Copy each line in the data that includes the word "програми".

- LISTED ENTRIES:
-=-=-=-=-

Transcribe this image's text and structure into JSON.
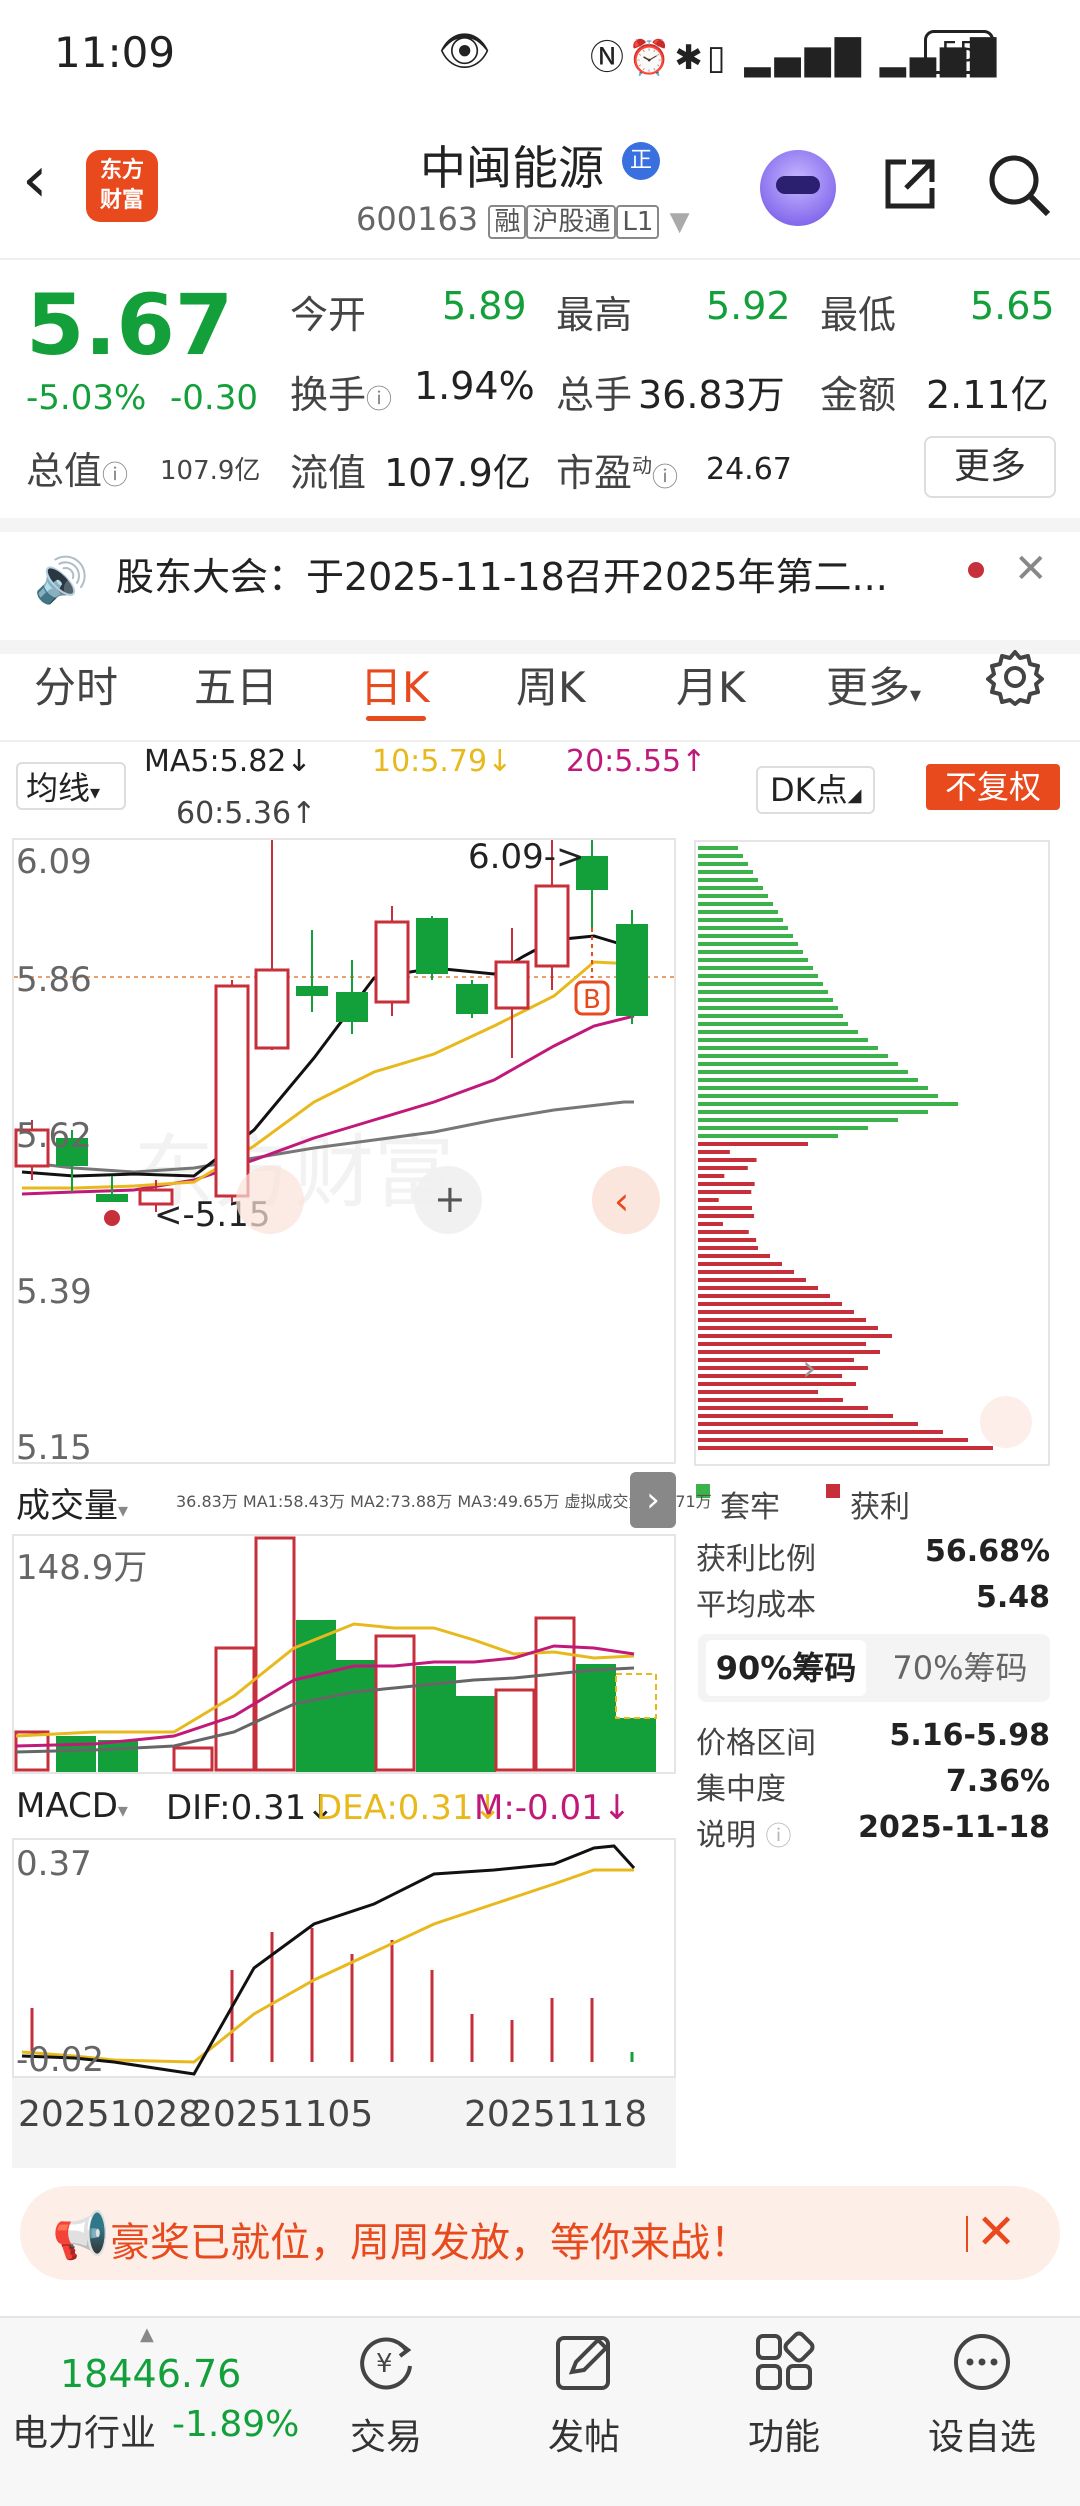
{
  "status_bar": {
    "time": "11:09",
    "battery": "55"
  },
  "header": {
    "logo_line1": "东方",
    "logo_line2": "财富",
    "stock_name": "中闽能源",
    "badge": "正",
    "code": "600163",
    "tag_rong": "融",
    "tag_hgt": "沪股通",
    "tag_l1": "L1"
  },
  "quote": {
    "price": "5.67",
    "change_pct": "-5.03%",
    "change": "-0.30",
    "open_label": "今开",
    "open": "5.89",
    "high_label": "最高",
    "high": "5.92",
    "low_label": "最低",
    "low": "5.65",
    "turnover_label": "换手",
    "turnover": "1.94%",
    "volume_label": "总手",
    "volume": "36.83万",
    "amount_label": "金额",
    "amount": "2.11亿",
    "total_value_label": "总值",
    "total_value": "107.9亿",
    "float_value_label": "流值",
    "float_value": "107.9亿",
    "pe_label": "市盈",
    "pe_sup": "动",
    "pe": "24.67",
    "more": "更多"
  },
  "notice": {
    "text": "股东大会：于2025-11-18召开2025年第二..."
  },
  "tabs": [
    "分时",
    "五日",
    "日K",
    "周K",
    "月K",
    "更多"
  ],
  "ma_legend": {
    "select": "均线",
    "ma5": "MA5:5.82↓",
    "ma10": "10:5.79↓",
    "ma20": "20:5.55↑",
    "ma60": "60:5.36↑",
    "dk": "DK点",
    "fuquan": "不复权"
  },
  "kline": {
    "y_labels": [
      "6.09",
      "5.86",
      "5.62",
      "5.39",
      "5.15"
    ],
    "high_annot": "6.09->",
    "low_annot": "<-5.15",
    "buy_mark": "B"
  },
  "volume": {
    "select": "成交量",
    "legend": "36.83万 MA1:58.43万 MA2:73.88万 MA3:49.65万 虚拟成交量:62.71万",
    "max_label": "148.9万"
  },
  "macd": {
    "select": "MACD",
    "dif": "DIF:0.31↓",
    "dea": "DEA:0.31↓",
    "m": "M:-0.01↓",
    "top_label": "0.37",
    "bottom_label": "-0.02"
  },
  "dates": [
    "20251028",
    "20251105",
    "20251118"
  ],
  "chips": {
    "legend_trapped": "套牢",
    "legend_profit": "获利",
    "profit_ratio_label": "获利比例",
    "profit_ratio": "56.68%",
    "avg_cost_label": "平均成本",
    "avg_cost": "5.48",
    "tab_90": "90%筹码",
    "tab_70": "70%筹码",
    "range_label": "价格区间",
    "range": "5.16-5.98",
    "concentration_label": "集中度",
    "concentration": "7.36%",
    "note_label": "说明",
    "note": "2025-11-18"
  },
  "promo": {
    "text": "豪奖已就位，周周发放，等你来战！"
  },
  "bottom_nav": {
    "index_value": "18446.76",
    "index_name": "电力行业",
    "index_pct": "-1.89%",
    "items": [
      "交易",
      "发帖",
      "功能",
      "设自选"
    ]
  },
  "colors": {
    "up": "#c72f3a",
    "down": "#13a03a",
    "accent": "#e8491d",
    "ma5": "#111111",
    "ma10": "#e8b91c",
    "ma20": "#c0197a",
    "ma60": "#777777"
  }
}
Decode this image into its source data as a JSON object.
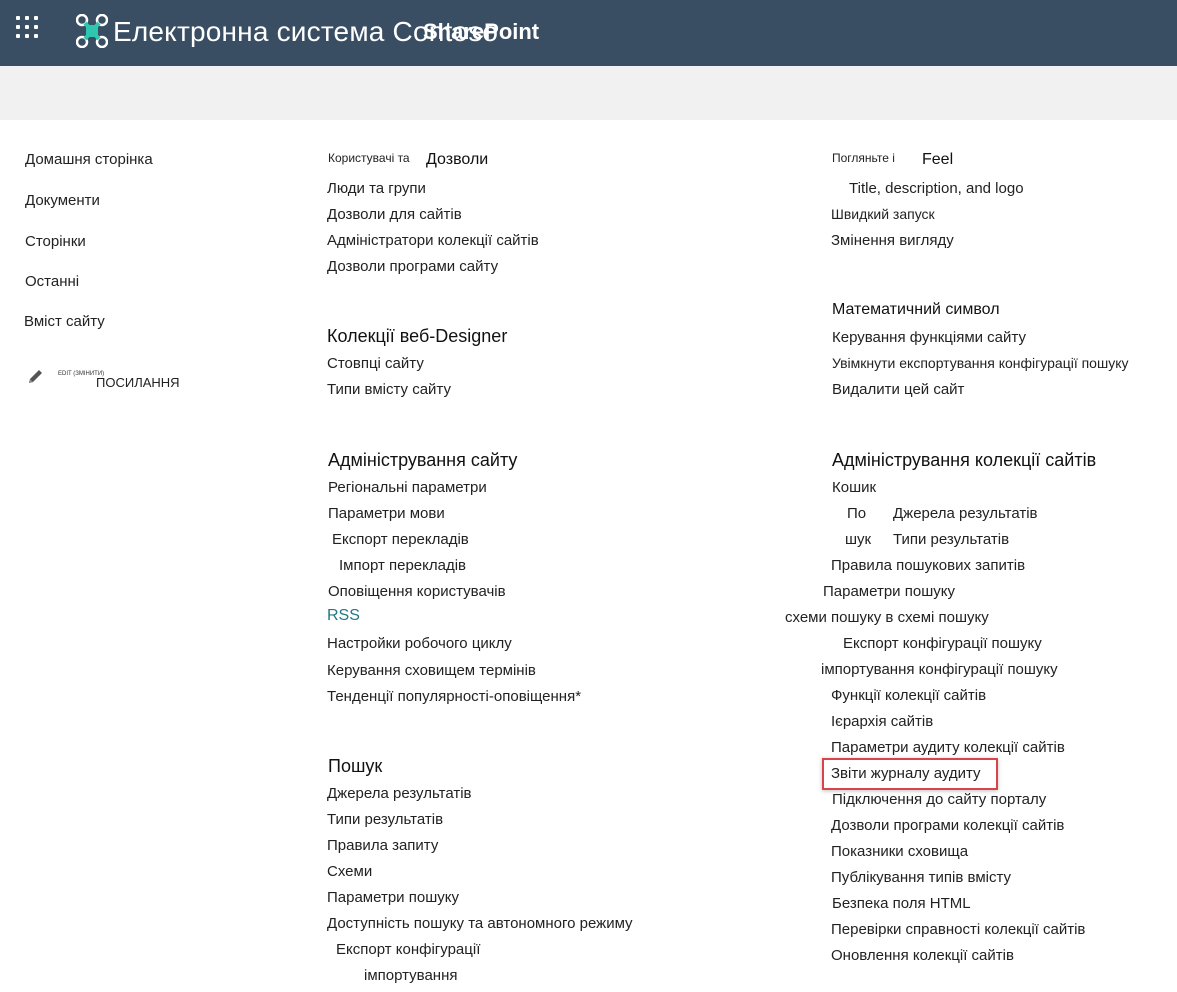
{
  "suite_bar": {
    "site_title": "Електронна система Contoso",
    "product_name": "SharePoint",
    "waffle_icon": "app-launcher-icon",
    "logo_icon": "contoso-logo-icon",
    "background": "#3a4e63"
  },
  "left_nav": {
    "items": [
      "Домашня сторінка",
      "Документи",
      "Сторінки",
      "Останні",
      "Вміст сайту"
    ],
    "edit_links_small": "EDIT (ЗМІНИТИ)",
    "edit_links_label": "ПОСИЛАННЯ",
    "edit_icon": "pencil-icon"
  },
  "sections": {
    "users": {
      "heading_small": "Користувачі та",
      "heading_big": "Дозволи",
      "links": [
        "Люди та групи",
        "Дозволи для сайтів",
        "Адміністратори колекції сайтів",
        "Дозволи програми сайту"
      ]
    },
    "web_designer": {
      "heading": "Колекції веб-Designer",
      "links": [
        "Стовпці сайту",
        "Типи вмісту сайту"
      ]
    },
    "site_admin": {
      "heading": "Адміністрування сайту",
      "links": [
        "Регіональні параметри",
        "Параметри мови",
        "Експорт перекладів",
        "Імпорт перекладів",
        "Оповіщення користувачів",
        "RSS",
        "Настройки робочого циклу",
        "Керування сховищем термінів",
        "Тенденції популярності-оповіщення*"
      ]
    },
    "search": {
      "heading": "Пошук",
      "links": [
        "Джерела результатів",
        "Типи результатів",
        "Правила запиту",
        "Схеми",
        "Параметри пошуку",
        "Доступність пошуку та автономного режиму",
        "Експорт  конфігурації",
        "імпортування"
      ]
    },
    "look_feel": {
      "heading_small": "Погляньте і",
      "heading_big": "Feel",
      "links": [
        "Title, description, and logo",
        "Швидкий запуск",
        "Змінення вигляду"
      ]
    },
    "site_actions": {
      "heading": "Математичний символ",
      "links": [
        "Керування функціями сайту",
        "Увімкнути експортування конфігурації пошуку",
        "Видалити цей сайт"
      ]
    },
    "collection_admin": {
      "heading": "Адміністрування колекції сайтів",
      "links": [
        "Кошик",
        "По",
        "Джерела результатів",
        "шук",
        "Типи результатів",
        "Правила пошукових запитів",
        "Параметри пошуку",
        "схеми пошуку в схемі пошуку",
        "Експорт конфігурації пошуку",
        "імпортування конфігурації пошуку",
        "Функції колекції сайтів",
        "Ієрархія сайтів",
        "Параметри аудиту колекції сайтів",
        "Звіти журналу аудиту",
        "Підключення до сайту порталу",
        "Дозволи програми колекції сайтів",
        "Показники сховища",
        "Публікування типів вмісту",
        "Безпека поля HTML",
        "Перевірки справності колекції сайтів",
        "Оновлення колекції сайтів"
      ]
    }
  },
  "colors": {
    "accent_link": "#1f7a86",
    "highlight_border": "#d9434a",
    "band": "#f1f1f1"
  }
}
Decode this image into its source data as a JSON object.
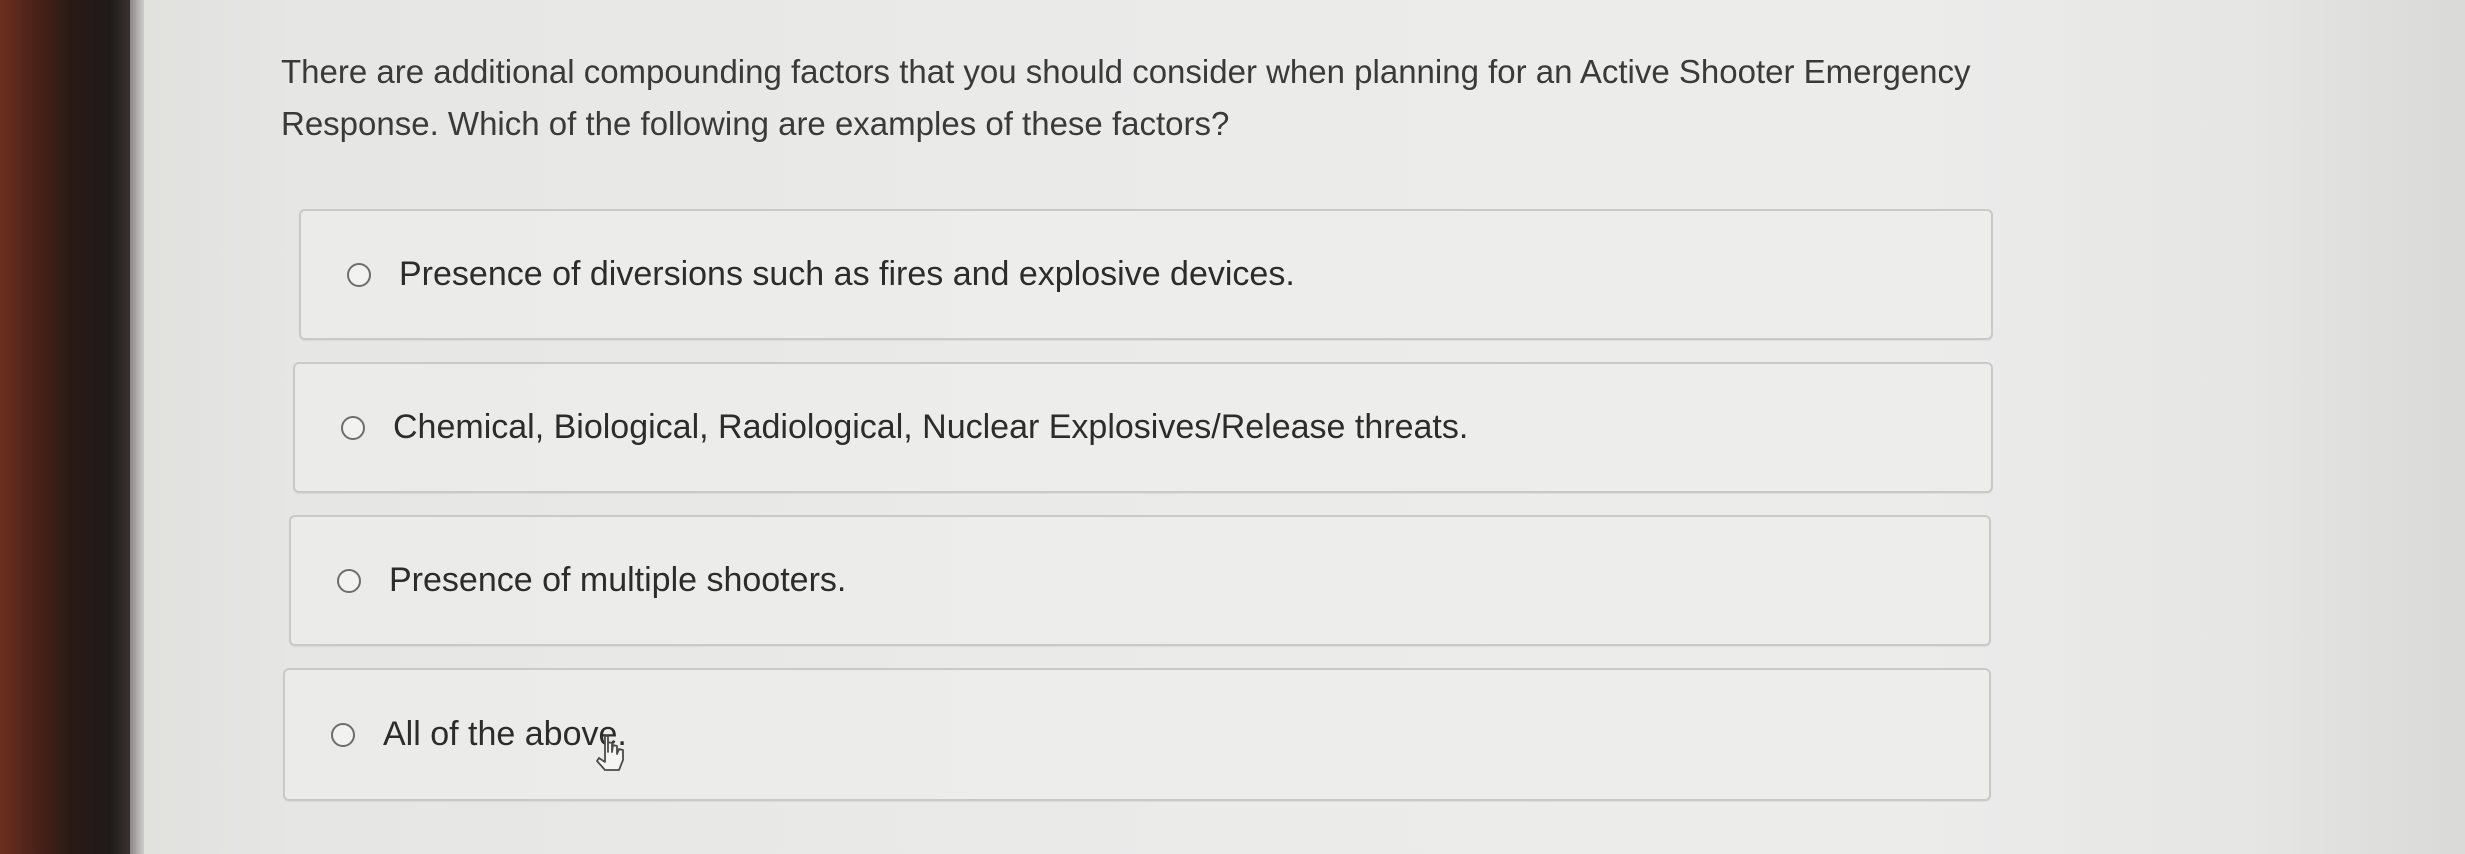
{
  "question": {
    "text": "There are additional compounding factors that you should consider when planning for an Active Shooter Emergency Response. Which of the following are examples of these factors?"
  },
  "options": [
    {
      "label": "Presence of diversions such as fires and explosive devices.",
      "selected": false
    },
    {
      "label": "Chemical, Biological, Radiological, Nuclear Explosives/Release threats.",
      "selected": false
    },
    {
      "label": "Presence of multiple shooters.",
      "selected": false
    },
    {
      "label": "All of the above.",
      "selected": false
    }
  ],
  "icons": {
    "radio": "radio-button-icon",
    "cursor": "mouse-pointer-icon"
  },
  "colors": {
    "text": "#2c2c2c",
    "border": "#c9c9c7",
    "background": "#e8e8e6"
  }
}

-=-=-=-=-

- SOLUTION FOR THIS EXERCISE:
        "Дозволи програми сайту"
        "Дозволи програми колекції сайтів",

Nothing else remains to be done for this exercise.